Short exercise:
All of the data that follows should be retyped exactly, please, except the pictures.

Available records:
--- START ---
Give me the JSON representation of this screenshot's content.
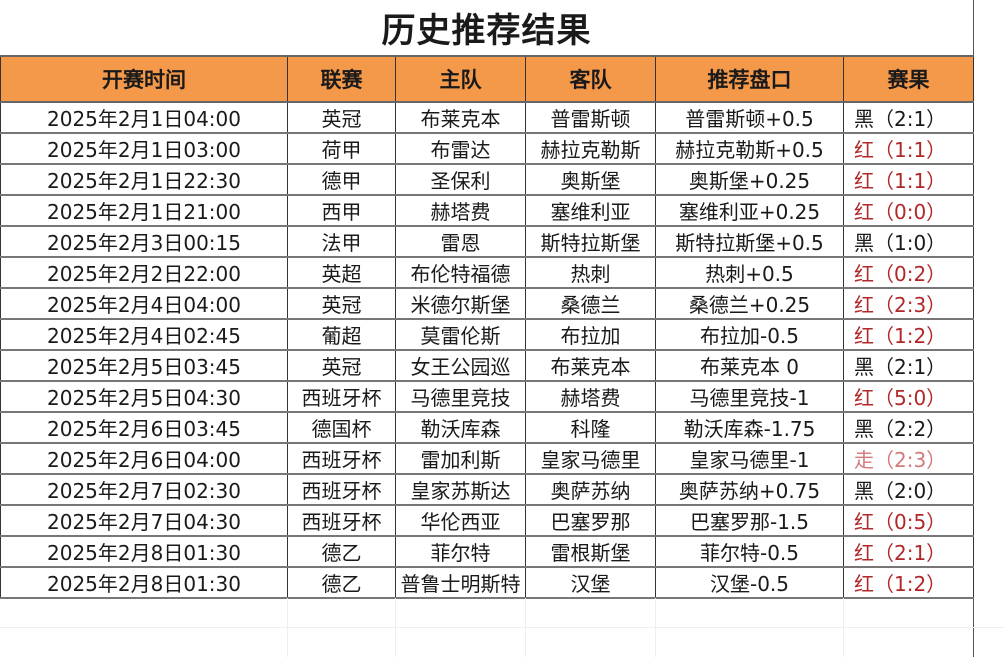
{
  "title": "历史推荐结果",
  "columns": [
    "开赛时间",
    "联赛",
    "主队",
    "客队",
    "推荐盘口",
    "赛果"
  ],
  "colors": {
    "header_bg": "#f4984a",
    "result_red": "#b0282a",
    "result_black": "#1a1a1a",
    "result_draw": "#d27a7a"
  },
  "rows": [
    {
      "time": "2025年2月1日04:00",
      "league": "英冠",
      "home": "布莱克本",
      "away": "普雷斯顿",
      "pick": "普雷斯顿+0.5",
      "result": "黑（2:1）",
      "status": "black"
    },
    {
      "time": "2025年2月1日03:00",
      "league": "荷甲",
      "home": "布雷达",
      "away": "赫拉克勒斯",
      "pick": "赫拉克勒斯+0.5",
      "result": "红（1:1）",
      "status": "red"
    },
    {
      "time": "2025年2月1日22:30",
      "league": "德甲",
      "home": "圣保利",
      "away": "奥斯堡",
      "pick": "奥斯堡+0.25",
      "result": "红（1:1）",
      "status": "red"
    },
    {
      "time": "2025年2月1日21:00",
      "league": "西甲",
      "home": "赫塔费",
      "away": "塞维利亚",
      "pick": "塞维利亚+0.25",
      "result": "红（0:0）",
      "status": "red"
    },
    {
      "time": "2025年2月3日00:15",
      "league": "法甲",
      "home": "雷恩",
      "away": "斯特拉斯堡",
      "pick": "斯特拉斯堡+0.5",
      "result": "黑（1:0）",
      "status": "black"
    },
    {
      "time": "2025年2月2日22:00",
      "league": "英超",
      "home": "布伦特福德",
      "away": "热刺",
      "pick": "热刺+0.5",
      "result": "红（0:2）",
      "status": "red"
    },
    {
      "time": "2025年2月4日04:00",
      "league": "英冠",
      "home": "米德尔斯堡",
      "away": "桑德兰",
      "pick": "桑德兰+0.25",
      "result": "红（2:3）",
      "status": "red"
    },
    {
      "time": "2025年2月4日02:45",
      "league": "葡超",
      "home": "莫雷伦斯",
      "away": "布拉加",
      "pick": "布拉加-0.5",
      "result": "红（1:2）",
      "status": "red"
    },
    {
      "time": "2025年2月5日03:45",
      "league": "英冠",
      "home": "女王公园巡",
      "away": "布莱克本",
      "pick": "布莱克本 0",
      "result": "黑（2:1）",
      "status": "black"
    },
    {
      "time": "2025年2月5日04:30",
      "league": "西班牙杯",
      "home": "马德里竞技",
      "away": "赫塔费",
      "pick": "马德里竞技-1",
      "result": "红（5:0）",
      "status": "red"
    },
    {
      "time": "2025年2月6日03:45",
      "league": "德国杯",
      "home": "勒沃库森",
      "away": "科隆",
      "pick": "勒沃库森-1.75",
      "result": "黑（2:2）",
      "status": "black"
    },
    {
      "time": "2025年2月6日04:00",
      "league": "西班牙杯",
      "home": "雷加利斯",
      "away": "皇家马德里",
      "pick": "皇家马德里-1",
      "result": "走（2:3）",
      "status": "draw"
    },
    {
      "time": "2025年2月7日02:30",
      "league": "西班牙杯",
      "home": "皇家苏斯达",
      "away": "奥萨苏纳",
      "pick": "奥萨苏纳+0.75",
      "result": "黑（2:0）",
      "status": "black"
    },
    {
      "time": "2025年2月7日04:30",
      "league": "西班牙杯",
      "home": "华伦西亚",
      "away": "巴塞罗那",
      "pick": "巴塞罗那-1.5",
      "result": "红（0:5）",
      "status": "red"
    },
    {
      "time": "2025年2月8日01:30",
      "league": "德乙",
      "home": "菲尔特",
      "away": "雷根斯堡",
      "pick": "菲尔特-0.5",
      "result": "红（2:1）",
      "status": "red"
    },
    {
      "time": "2025年2月8日01:30",
      "league": "德乙",
      "home": "普鲁士明斯特",
      "away": "汉堡",
      "pick": "汉堡-0.5",
      "result": "红（1:2）",
      "status": "red"
    }
  ]
}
--- END ---
Output below:
Give me the JSON representation of this screenshot's content.
{
  "title": "历史推荐结果",
  "columns": [
    "开赛时间",
    "联赛",
    "主队",
    "客队",
    "推荐盘口",
    "赛果"
  ],
  "colors": {
    "header_bg": "#f4984a",
    "result_red": "#b0282a",
    "result_black": "#1a1a1a",
    "result_draw": "#d27a7a"
  },
  "rows": [
    {
      "time": "2025年2月1日04:00",
      "league": "英冠",
      "home": "布莱克本",
      "away": "普雷斯顿",
      "pick": "普雷斯顿+0.5",
      "result": "黑（2:1）",
      "status": "black"
    },
    {
      "time": "2025年2月1日03:00",
      "league": "荷甲",
      "home": "布雷达",
      "away": "赫拉克勒斯",
      "pick": "赫拉克勒斯+0.5",
      "result": "红（1:1）",
      "status": "red"
    },
    {
      "time": "2025年2月1日22:30",
      "league": "德甲",
      "home": "圣保利",
      "away": "奥斯堡",
      "pick": "奥斯堡+0.25",
      "result": "红（1:1）",
      "status": "red"
    },
    {
      "time": "2025年2月1日21:00",
      "league": "西甲",
      "home": "赫塔费",
      "away": "塞维利亚",
      "pick": "塞维利亚+0.25",
      "result": "红（0:0）",
      "status": "red"
    },
    {
      "time": "2025年2月3日00:15",
      "league": "法甲",
      "home": "雷恩",
      "away": "斯特拉斯堡",
      "pick": "斯特拉斯堡+0.5",
      "result": "黑（1:0）",
      "status": "black"
    },
    {
      "time": "2025年2月2日22:00",
      "league": "英超",
      "home": "布伦特福德",
      "away": "热刺",
      "pick": "热刺+0.5",
      "result": "红（0:2）",
      "status": "red"
    },
    {
      "time": "2025年2月4日04:00",
      "league": "英冠",
      "home": "米德尔斯堡",
      "away": "桑德兰",
      "pick": "桑德兰+0.25",
      "result": "红（2:3）",
      "status": "red"
    },
    {
      "time": "2025年2月4日02:45",
      "league": "葡超",
      "home": "莫雷伦斯",
      "away": "布拉加",
      "pick": "布拉加-0.5",
      "result": "红（1:2）",
      "status": "red"
    },
    {
      "time": "2025年2月5日03:45",
      "league": "英冠",
      "home": "女王公园巡",
      "away": "布莱克本",
      "pick": "布莱克本 0",
      "result": "黑（2:1）",
      "status": "black"
    },
    {
      "time": "2025年2月5日04:30",
      "league": "西班牙杯",
      "home": "马德里竞技",
      "away": "赫塔费",
      "pick": "马德里竞技-1",
      "result": "红（5:0）",
      "status": "red"
    },
    {
      "time": "2025年2月6日03:45",
      "league": "德国杯",
      "home": "勒沃库森",
      "away": "科隆",
      "pick": "勒沃库森-1.75",
      "result": "黑（2:2）",
      "status": "black"
    },
    {
      "time": "2025年2月6日04:00",
      "league": "西班牙杯",
      "home": "雷加利斯",
      "away": "皇家马德里",
      "pick": "皇家马德里-1",
      "result": "走（2:3）",
      "status": "draw"
    },
    {
      "time": "2025年2月7日02:30",
      "league": "西班牙杯",
      "home": "皇家苏斯达",
      "away": "奥萨苏纳",
      "pick": "奥萨苏纳+0.75",
      "result": "黑（2:0）",
      "status": "black"
    },
    {
      "time": "2025年2月7日04:30",
      "league": "西班牙杯",
      "home": "华伦西亚",
      "away": "巴塞罗那",
      "pick": "巴塞罗那-1.5",
      "result": "红（0:5）",
      "status": "red"
    },
    {
      "time": "2025年2月8日01:30",
      "league": "德乙",
      "home": "菲尔特",
      "away": "雷根斯堡",
      "pick": "菲尔特-0.5",
      "result": "红（2:1）",
      "status": "red"
    },
    {
      "time": "2025年2月8日01:30",
      "league": "德乙",
      "home": "普鲁士明斯特",
      "away": "汉堡",
      "pick": "汉堡-0.5",
      "result": "红（1:2）",
      "status": "red"
    }
  ]
}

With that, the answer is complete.